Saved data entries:
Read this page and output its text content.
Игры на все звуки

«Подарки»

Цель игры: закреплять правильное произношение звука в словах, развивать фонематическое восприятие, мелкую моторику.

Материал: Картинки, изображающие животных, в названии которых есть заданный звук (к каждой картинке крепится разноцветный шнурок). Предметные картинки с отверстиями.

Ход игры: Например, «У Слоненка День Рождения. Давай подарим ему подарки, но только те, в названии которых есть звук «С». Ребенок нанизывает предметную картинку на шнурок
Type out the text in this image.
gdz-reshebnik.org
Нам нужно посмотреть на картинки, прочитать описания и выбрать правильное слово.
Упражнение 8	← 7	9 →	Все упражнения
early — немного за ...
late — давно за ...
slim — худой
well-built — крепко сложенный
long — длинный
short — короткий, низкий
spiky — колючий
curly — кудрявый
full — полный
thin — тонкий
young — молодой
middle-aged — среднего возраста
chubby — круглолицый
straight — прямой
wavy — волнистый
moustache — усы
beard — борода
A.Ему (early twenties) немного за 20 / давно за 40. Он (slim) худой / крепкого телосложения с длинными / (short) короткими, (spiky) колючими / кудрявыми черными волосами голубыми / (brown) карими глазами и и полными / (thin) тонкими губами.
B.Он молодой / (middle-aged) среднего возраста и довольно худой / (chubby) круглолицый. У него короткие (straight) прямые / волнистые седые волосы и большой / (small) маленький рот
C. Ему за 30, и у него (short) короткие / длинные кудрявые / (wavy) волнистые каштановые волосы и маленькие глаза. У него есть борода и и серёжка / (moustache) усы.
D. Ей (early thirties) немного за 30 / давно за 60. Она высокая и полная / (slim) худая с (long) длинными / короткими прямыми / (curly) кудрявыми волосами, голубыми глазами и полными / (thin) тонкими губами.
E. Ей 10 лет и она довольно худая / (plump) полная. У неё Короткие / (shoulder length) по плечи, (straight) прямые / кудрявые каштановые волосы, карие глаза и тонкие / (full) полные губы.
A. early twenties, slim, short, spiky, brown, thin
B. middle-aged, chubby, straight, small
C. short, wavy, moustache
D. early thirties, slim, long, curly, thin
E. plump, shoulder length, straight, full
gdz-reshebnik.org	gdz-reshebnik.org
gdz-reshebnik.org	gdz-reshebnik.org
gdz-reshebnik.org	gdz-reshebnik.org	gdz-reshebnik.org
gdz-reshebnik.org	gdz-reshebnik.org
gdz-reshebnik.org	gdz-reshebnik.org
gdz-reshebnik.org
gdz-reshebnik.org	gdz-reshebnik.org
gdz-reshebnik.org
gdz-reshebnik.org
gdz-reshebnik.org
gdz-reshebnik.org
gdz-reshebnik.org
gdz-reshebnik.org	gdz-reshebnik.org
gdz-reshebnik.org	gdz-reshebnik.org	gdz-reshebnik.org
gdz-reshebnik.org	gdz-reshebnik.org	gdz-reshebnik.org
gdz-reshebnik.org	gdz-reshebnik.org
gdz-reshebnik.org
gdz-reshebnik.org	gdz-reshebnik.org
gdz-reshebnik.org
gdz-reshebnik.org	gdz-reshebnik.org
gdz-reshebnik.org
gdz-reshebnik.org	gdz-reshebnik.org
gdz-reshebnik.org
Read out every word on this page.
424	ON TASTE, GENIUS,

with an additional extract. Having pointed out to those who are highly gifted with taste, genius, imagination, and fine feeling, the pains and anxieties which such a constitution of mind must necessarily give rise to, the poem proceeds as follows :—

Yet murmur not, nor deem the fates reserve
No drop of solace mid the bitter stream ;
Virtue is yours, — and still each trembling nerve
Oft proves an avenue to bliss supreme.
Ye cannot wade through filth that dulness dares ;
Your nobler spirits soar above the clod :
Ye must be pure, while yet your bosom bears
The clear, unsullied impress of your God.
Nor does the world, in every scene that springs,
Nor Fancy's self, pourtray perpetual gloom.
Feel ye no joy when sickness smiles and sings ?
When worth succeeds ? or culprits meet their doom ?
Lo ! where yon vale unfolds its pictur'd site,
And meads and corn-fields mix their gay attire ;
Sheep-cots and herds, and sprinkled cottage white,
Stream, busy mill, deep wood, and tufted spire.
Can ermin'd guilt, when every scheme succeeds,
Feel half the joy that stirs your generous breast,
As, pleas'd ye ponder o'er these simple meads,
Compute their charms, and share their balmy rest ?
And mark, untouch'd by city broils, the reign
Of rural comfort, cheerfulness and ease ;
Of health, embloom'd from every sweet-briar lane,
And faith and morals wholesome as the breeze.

GOAL - Extract each line from the listing that holds the word "кудрявые".

WRITTEN ANSWER -
C. Ему за 30, и у него (short) короткие / длинные кудрявые / (wavy) волнистые каштановые волосы и маленькие глаза. У него есть борода и и серёжка / (moustache) усы.
E. Ей 10 лет и она довольно худая / (plump) полная. У неё Короткие / (shoulder length) по плечи, (straight) прямые / кудрявые каштановые волосы, карие глаза и тонкие / (full) полные губы.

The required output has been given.